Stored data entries
## Start

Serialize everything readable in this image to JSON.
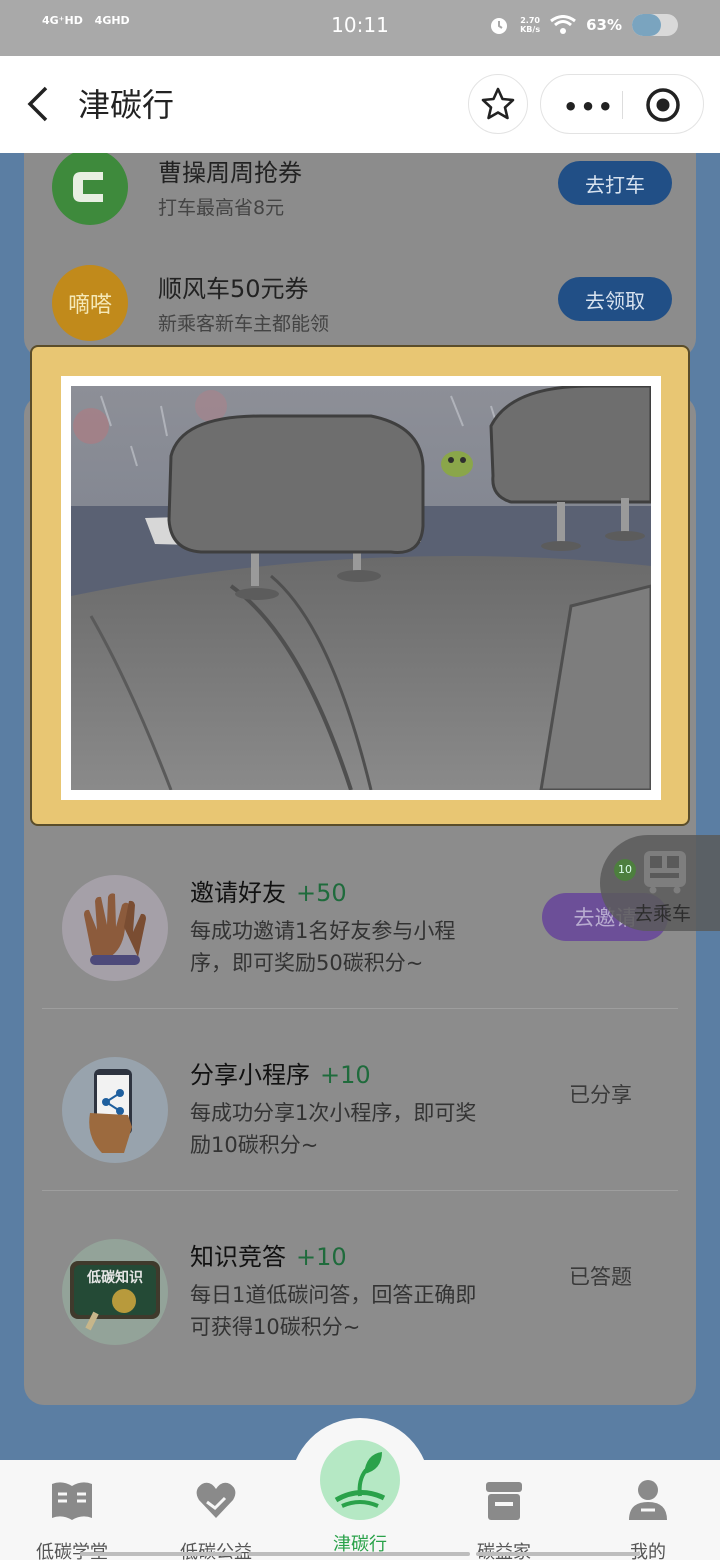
{
  "status_bar": {
    "signal1": "4G⁺HD",
    "signal2": "4GHD",
    "time": "10:11",
    "net_speed_value": "2.70",
    "net_speed_unit": "KB/s",
    "battery_text": "63%",
    "battery_level": 0.63
  },
  "header": {
    "title": "津碳行"
  },
  "coupons": [
    {
      "name": "曹操周周抢券",
      "desc": "打车最高省8元",
      "button": "去打车",
      "logo_text": "C",
      "logo_color": "#3e8a3c"
    },
    {
      "name": "顺风车50元券",
      "desc": "新乘客新车主都能领",
      "button": "去领取",
      "logo_text": "嘀嗒",
      "logo_color": "#c18a1b"
    }
  ],
  "tasks": [
    {
      "name": "邀请好友",
      "points": "+50",
      "desc": "每成功邀请1名好友参与小程序，即可奖励50碳积分~",
      "action": "去邀请",
      "action_type": "button"
    },
    {
      "name": "分享小程序",
      "points": "+10",
      "desc": "每成功分享1次小程序，即可奖励10碳积分~",
      "action": "已分享",
      "action_type": "done"
    },
    {
      "name": "知识竞答",
      "points": "+10",
      "desc": "每日1道低碳问答，回答正确即可获得10碳积分~",
      "action": "已答题",
      "action_type": "done",
      "icon_text": "低碳知识"
    }
  ],
  "floating_bus": {
    "label": "去乘车",
    "badge": "10"
  },
  "tabbar": [
    {
      "label": "低碳学堂",
      "icon": "book-icon"
    },
    {
      "label": "低碳公益",
      "icon": "heart-hand-icon"
    },
    {
      "label": "津碳行",
      "icon": "sprout-icon",
      "active": true
    },
    {
      "label": "碳益家",
      "icon": "shop-icon"
    },
    {
      "label": "我的",
      "icon": "user-icon"
    }
  ],
  "colors": {
    "accent_green": "#2aa24a",
    "button_blue": "#214f86",
    "popup_frame": "#e8c673"
  }
}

## End

**WHAT TO WORK ON**
Return all of the entries word for word, but omit the pictures.

**TASK SOLUTION**
Serialize everything readable in this image to JSON.
{
  "status_bar": {
    "signal1": "4G⁺HD",
    "signal2": "4GHD",
    "time": "10:11",
    "net_speed_value": "2.70",
    "net_speed_unit": "KB/s",
    "battery_text": "63%",
    "battery_level": 0.63
  },
  "header": {
    "title": "津碳行"
  },
  "coupons": [
    {
      "name": "曹操周周抢券",
      "desc": "打车最高省8元",
      "button": "去打车",
      "logo_text": "C",
      "logo_color": "#3e8a3c"
    },
    {
      "name": "顺风车50元券",
      "desc": "新乘客新车主都能领",
      "button": "去领取",
      "logo_text": "嘀嗒",
      "logo_color": "#c18a1b"
    }
  ],
  "tasks": [
    {
      "name": "邀请好友",
      "points": "+50",
      "desc": "每成功邀请1名好友参与小程序，即可奖励50碳积分~",
      "action": "去邀请",
      "action_type": "button"
    },
    {
      "name": "分享小程序",
      "points": "+10",
      "desc": "每成功分享1次小程序，即可奖励10碳积分~",
      "action": "已分享",
      "action_type": "done"
    },
    {
      "name": "知识竞答",
      "points": "+10",
      "desc": "每日1道低碳问答，回答正确即可获得10碳积分~",
      "action": "已答题",
      "action_type": "done",
      "icon_text": "低碳知识"
    }
  ],
  "floating_bus": {
    "label": "去乘车",
    "badge": "10"
  },
  "tabbar": [
    {
      "label": "低碳学堂",
      "icon": "book-icon"
    },
    {
      "label": "低碳公益",
      "icon": "heart-hand-icon"
    },
    {
      "label": "津碳行",
      "icon": "sprout-icon",
      "active": true
    },
    {
      "label": "碳益家",
      "icon": "shop-icon"
    },
    {
      "label": "我的",
      "icon": "user-icon"
    }
  ],
  "colors": {
    "accent_green": "#2aa24a",
    "button_blue": "#214f86",
    "popup_frame": "#e8c673"
  }
}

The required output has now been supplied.